_EXERCISE_
Answer with one number: how many lines hold the string "Feldkirch".

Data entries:

******************************

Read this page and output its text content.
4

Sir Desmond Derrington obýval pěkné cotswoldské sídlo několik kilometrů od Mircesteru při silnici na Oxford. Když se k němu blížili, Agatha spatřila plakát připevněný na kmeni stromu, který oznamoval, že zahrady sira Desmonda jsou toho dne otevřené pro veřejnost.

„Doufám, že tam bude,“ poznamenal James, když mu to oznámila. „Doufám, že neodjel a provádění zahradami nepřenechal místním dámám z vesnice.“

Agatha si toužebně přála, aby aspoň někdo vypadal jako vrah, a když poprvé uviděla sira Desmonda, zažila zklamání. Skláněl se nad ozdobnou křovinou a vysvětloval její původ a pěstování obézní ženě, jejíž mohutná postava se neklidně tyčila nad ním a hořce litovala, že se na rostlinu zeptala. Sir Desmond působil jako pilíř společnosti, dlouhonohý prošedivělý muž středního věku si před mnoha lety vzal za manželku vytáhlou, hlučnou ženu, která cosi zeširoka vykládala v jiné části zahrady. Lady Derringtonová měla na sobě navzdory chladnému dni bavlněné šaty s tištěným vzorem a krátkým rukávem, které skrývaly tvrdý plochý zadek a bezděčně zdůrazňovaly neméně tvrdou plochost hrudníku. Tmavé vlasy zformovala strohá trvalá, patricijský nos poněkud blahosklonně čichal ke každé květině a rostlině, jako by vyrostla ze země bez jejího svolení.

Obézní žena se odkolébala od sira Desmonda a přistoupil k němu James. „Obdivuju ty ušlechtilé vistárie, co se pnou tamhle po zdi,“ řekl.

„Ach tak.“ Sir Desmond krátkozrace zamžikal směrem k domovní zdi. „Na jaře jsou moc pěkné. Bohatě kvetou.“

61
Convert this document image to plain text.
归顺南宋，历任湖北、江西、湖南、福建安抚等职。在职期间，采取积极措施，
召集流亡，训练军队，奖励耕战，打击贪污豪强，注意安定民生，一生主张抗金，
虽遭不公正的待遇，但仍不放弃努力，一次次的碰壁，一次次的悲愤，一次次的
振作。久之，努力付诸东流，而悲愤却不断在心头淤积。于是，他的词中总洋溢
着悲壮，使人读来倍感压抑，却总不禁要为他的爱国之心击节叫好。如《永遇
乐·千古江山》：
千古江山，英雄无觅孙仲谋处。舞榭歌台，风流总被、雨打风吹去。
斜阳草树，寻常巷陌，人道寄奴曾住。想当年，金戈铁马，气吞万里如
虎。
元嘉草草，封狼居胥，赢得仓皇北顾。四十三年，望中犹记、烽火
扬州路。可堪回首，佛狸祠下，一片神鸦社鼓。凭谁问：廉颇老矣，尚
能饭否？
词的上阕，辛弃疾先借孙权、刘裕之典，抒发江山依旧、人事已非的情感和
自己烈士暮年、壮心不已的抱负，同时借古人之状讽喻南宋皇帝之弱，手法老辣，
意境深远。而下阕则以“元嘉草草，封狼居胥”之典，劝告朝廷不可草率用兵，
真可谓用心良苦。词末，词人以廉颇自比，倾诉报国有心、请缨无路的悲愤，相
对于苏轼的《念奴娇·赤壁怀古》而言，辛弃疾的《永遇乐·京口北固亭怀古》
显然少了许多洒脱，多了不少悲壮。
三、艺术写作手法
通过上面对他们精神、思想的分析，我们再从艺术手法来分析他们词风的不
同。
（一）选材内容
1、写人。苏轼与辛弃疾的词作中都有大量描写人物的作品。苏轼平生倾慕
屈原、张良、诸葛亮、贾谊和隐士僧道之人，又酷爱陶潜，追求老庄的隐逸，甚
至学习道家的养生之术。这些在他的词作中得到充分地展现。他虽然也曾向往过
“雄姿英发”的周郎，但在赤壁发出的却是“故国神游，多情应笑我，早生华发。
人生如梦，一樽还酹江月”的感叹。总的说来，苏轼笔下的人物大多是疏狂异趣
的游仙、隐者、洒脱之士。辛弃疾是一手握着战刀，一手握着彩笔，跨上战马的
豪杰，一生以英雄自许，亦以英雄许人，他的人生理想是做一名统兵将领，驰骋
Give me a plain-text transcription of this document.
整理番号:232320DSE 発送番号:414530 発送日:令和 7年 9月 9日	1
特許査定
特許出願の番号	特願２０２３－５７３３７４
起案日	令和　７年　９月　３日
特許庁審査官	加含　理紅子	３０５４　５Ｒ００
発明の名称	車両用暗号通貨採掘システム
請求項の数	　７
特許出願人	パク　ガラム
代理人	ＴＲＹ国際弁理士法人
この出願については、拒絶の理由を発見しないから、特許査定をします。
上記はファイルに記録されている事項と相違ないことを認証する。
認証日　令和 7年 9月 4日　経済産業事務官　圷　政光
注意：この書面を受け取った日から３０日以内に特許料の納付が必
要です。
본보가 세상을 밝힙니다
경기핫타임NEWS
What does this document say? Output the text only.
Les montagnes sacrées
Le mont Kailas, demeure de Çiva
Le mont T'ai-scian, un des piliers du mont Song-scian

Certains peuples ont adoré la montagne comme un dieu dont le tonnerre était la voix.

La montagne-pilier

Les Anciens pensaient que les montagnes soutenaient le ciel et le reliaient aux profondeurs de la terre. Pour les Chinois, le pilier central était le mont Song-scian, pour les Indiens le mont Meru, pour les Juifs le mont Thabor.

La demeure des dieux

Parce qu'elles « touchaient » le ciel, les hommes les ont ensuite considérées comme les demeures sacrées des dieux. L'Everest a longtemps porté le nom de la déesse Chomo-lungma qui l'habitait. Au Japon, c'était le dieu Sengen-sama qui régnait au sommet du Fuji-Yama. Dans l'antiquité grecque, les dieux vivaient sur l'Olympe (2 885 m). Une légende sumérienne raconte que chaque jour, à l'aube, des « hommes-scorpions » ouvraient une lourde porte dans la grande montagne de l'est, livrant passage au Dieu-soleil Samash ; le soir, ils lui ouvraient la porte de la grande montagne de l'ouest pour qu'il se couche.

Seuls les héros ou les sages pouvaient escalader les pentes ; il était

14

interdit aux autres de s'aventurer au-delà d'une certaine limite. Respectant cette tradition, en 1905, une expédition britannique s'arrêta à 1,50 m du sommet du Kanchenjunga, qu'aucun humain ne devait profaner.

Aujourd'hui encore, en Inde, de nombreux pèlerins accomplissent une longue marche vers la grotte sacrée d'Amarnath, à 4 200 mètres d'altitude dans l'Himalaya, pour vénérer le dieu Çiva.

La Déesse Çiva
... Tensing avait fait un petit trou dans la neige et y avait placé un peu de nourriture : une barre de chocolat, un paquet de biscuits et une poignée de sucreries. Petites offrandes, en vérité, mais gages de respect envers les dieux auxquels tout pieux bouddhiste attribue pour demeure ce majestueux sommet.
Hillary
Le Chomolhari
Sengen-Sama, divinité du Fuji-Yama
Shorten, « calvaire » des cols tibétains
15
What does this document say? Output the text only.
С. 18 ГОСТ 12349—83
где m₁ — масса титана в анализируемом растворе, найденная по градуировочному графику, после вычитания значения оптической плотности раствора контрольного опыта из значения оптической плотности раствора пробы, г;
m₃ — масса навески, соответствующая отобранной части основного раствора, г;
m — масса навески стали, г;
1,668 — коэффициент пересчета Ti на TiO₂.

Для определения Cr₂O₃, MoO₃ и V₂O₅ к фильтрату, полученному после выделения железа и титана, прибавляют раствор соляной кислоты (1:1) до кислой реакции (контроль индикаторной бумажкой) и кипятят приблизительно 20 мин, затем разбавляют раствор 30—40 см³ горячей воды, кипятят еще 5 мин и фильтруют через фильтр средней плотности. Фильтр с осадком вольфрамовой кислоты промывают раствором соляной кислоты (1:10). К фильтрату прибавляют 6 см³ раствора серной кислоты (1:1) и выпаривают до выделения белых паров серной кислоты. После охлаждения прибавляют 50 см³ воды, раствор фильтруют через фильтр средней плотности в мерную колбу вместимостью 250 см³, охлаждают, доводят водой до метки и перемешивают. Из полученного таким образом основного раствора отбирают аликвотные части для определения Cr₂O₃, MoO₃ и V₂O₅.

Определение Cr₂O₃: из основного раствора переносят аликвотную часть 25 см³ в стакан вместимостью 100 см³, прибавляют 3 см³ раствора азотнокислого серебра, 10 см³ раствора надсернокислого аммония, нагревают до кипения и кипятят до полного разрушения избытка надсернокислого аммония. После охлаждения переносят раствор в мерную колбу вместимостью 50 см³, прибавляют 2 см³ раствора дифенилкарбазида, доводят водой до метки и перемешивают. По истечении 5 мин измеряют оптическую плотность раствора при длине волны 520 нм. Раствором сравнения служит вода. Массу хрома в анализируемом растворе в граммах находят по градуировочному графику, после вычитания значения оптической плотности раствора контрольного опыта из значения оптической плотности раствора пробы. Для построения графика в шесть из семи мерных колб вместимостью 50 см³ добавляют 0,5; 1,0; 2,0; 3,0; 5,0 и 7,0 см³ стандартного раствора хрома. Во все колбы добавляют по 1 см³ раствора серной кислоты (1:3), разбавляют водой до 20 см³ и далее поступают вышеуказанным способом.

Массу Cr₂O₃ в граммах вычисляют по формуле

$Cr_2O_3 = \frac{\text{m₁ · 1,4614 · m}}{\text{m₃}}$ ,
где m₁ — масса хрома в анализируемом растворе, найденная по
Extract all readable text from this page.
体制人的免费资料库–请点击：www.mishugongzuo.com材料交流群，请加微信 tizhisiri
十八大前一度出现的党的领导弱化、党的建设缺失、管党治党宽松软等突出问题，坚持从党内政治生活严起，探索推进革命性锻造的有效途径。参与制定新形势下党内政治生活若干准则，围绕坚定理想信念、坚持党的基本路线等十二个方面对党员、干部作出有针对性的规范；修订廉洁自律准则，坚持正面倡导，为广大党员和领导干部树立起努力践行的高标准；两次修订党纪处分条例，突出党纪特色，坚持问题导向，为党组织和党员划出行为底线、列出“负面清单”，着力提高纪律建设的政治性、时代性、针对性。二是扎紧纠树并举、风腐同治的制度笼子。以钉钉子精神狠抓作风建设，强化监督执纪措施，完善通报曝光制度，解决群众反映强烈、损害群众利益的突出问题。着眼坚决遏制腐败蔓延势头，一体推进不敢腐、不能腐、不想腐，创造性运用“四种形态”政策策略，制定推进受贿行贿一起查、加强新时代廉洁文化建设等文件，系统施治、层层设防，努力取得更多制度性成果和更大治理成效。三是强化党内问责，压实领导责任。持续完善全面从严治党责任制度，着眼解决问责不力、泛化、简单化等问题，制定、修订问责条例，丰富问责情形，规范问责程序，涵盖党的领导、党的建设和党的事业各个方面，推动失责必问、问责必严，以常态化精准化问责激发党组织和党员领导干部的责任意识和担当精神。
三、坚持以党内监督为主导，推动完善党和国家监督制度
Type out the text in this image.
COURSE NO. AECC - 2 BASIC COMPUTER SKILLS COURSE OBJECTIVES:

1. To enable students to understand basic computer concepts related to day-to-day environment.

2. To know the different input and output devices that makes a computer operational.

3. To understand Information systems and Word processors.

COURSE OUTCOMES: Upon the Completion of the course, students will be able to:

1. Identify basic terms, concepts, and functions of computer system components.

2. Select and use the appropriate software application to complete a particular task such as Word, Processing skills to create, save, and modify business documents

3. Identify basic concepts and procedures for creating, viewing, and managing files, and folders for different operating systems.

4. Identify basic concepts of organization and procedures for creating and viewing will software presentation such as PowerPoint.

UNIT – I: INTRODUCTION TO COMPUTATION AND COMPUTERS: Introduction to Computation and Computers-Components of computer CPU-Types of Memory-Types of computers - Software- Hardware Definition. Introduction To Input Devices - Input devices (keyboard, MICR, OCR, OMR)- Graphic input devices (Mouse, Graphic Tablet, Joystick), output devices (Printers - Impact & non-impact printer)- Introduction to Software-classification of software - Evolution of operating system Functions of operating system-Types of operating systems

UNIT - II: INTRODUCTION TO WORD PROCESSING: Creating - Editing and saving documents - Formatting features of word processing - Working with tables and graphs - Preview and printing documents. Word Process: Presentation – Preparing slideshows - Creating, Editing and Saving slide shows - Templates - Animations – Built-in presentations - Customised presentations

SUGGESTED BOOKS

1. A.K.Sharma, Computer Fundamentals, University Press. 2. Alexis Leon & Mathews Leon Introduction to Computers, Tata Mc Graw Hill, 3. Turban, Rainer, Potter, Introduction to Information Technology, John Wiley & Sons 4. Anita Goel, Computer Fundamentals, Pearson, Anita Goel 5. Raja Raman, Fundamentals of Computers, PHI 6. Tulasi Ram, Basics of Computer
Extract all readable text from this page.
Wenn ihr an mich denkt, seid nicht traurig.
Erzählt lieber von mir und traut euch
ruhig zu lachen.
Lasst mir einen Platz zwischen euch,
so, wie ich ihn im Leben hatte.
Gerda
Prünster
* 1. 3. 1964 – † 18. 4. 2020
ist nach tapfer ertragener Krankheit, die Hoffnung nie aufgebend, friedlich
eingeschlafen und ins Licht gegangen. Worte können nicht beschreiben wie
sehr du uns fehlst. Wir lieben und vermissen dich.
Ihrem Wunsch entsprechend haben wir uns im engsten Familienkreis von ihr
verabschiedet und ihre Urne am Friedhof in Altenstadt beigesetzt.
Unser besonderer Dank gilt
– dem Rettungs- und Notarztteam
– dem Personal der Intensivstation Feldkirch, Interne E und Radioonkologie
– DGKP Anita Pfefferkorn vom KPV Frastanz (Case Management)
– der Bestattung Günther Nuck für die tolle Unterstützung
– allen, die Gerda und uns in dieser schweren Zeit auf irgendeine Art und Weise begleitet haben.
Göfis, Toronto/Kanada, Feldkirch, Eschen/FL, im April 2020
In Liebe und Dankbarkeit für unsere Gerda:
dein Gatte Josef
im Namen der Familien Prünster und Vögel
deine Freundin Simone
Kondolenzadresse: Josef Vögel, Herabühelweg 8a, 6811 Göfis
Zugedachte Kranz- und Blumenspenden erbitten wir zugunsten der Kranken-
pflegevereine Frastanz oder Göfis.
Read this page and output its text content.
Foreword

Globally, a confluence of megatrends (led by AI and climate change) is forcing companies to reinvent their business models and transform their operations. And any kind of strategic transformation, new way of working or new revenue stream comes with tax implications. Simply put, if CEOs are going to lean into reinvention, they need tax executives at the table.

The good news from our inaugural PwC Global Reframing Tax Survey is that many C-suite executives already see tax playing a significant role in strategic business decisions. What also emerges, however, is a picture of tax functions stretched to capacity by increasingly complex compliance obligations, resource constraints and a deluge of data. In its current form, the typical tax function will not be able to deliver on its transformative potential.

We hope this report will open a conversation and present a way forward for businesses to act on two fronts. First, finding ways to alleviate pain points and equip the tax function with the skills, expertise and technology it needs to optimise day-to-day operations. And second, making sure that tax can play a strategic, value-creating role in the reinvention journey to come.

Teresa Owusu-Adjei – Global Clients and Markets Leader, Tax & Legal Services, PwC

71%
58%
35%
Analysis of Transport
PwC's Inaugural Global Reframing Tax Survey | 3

******************************

_WRITTEN RESPONSE_
2